**SHORT EXERCISE:**
Set out the rows below as a Markdown table with two columns, No. and Text, leaving out any blank ones. Begin with the first row and stop after the one that contains "svg-text:125: 125 bbox=[563, 764, 587, 780]".

★ ★ ★

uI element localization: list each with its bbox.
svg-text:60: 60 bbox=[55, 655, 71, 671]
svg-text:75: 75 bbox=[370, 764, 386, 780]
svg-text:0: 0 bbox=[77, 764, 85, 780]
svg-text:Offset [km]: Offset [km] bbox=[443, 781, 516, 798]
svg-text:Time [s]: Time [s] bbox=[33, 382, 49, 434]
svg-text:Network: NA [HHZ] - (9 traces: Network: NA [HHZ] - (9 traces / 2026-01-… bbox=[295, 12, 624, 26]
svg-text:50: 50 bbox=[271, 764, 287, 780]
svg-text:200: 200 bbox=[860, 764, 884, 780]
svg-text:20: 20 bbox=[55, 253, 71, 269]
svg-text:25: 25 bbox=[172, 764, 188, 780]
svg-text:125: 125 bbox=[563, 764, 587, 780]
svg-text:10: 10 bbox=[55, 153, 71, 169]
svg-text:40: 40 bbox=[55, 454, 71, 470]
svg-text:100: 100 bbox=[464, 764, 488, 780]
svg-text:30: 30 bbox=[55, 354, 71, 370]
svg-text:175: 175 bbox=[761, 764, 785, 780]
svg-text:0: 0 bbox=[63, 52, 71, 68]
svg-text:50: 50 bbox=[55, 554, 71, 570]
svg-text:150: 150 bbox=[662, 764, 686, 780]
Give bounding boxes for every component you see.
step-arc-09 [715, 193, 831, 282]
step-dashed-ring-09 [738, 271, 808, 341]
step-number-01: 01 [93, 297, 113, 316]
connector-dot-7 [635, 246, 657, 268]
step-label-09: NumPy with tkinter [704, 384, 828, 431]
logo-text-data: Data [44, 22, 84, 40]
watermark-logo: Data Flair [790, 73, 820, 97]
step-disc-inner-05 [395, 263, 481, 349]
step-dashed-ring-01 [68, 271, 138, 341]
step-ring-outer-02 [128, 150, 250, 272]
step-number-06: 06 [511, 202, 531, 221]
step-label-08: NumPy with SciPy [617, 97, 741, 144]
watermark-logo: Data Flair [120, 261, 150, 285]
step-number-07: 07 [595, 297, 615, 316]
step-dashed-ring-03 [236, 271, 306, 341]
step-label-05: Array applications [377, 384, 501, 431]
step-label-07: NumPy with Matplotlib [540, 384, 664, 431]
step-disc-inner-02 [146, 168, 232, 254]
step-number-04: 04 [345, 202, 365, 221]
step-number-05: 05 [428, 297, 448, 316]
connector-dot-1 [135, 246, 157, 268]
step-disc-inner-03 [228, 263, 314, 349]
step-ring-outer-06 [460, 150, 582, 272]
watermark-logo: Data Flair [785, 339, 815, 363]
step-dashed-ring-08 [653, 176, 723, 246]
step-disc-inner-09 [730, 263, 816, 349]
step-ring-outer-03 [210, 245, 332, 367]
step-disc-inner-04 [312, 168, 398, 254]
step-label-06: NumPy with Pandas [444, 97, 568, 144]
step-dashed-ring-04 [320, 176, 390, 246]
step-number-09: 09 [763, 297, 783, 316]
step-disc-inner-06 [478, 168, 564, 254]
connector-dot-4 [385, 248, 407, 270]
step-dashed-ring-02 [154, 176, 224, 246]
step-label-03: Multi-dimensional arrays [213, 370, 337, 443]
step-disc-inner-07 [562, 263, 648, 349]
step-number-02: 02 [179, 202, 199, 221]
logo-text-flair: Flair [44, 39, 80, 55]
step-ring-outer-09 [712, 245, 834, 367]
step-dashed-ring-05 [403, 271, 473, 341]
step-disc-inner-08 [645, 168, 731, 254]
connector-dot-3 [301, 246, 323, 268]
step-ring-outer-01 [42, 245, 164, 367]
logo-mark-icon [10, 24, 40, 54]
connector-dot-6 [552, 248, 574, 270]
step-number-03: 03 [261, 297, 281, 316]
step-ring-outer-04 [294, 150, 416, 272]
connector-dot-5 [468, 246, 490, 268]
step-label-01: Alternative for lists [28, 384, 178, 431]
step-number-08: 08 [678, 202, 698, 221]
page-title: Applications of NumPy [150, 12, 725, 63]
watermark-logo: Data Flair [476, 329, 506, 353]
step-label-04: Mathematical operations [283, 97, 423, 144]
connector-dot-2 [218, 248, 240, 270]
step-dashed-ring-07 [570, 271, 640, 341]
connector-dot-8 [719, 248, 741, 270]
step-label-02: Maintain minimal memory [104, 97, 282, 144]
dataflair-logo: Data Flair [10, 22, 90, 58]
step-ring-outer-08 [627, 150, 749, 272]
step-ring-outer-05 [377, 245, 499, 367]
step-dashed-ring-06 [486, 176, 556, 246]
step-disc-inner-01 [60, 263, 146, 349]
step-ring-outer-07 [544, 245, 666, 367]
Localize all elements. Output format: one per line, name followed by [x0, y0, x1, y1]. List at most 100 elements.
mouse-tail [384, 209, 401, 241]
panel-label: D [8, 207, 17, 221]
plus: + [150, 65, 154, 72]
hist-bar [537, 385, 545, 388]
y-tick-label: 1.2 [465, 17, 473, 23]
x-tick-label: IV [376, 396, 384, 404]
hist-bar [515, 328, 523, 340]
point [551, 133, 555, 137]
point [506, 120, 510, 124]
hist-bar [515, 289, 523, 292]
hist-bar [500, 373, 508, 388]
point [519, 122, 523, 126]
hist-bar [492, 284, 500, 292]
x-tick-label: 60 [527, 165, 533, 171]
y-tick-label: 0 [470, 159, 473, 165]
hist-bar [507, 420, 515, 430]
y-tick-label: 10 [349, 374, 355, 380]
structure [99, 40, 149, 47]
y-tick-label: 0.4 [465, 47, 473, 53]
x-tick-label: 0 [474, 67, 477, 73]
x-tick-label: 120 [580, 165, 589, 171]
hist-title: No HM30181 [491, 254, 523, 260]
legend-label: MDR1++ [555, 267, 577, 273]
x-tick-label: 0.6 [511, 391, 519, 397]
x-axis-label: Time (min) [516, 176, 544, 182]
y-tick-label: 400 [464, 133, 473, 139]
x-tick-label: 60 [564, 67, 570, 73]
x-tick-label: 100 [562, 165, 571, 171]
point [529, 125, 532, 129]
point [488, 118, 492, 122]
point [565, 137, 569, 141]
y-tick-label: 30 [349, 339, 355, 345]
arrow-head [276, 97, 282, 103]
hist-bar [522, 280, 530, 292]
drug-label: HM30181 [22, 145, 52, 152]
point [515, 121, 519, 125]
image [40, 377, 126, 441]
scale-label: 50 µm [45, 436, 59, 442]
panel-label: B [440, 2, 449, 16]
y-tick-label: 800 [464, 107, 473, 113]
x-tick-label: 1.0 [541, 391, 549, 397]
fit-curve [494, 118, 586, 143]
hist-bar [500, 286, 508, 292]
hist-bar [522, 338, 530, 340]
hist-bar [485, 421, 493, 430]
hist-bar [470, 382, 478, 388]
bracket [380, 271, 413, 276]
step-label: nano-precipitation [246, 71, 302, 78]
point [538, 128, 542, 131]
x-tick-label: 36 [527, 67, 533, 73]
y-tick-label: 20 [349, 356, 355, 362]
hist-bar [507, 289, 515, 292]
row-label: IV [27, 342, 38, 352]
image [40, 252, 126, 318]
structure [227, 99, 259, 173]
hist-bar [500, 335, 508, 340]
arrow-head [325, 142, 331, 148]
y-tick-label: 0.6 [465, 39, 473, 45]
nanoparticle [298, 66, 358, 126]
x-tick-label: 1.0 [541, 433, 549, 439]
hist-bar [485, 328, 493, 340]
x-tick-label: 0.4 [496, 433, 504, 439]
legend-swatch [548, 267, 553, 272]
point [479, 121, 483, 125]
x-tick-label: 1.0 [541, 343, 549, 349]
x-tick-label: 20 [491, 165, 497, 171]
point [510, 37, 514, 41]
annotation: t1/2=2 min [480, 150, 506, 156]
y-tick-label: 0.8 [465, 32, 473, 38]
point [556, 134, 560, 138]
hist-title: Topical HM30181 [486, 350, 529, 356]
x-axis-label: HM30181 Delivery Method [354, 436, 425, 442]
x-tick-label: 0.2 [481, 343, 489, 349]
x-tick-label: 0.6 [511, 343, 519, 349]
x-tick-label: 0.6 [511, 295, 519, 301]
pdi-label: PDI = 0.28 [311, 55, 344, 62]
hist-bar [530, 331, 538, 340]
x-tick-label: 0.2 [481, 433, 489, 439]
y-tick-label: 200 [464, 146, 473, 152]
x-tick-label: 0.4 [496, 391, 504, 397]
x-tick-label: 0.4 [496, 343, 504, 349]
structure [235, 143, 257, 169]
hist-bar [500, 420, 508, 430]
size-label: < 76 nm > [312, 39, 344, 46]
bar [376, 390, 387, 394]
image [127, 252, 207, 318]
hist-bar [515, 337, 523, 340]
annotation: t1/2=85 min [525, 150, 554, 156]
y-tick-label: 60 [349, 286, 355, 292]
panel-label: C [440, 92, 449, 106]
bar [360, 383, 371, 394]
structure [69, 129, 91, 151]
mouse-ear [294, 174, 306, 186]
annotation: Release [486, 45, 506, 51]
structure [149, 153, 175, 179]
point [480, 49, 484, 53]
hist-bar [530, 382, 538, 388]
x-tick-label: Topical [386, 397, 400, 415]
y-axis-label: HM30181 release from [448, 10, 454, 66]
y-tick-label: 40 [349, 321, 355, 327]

★ ★ ★

**THE ANSWER:**
| No. | Text |
|---|---|
| 1 | uI element localization: list each with its bbox. |
| 2 | svg-text:60: 60 bbox=[55, 655, 71, 671] |
| 3 | svg-text:75: 75 bbox=[370, 764, 386, 780] |
| 4 | svg-text:0: 0 bbox=[77, 764, 85, 780] |
| 5 | svg-text:Offset [km]: Offset [km] bbox=[443, 781, 516, 798] |
| 6 | svg-text:Time [s]: Time [s] bbox=[33, 382, 49, 434] |
| 7 | svg-text:Network: NA [HHZ] - (9 traces: Network: NA [HHZ] - (9 traces / 2026-01-… bbox=[295, 12, 624, 26] |
| 8 | svg-text:50: 50 bbox=[271, 764, 287, 780] |
| 9 | svg-text:200: 200 bbox=[860, 764, 884, 780] |
| 10 | svg-text:20: 20 bbox=[55, 253, 71, 269] |
| 11 | svg-text:25: 25 bbox=[172, 764, 188, 780] |
| 12 | svg-text:125: 125 bbox=[563, 764, 587, 780] |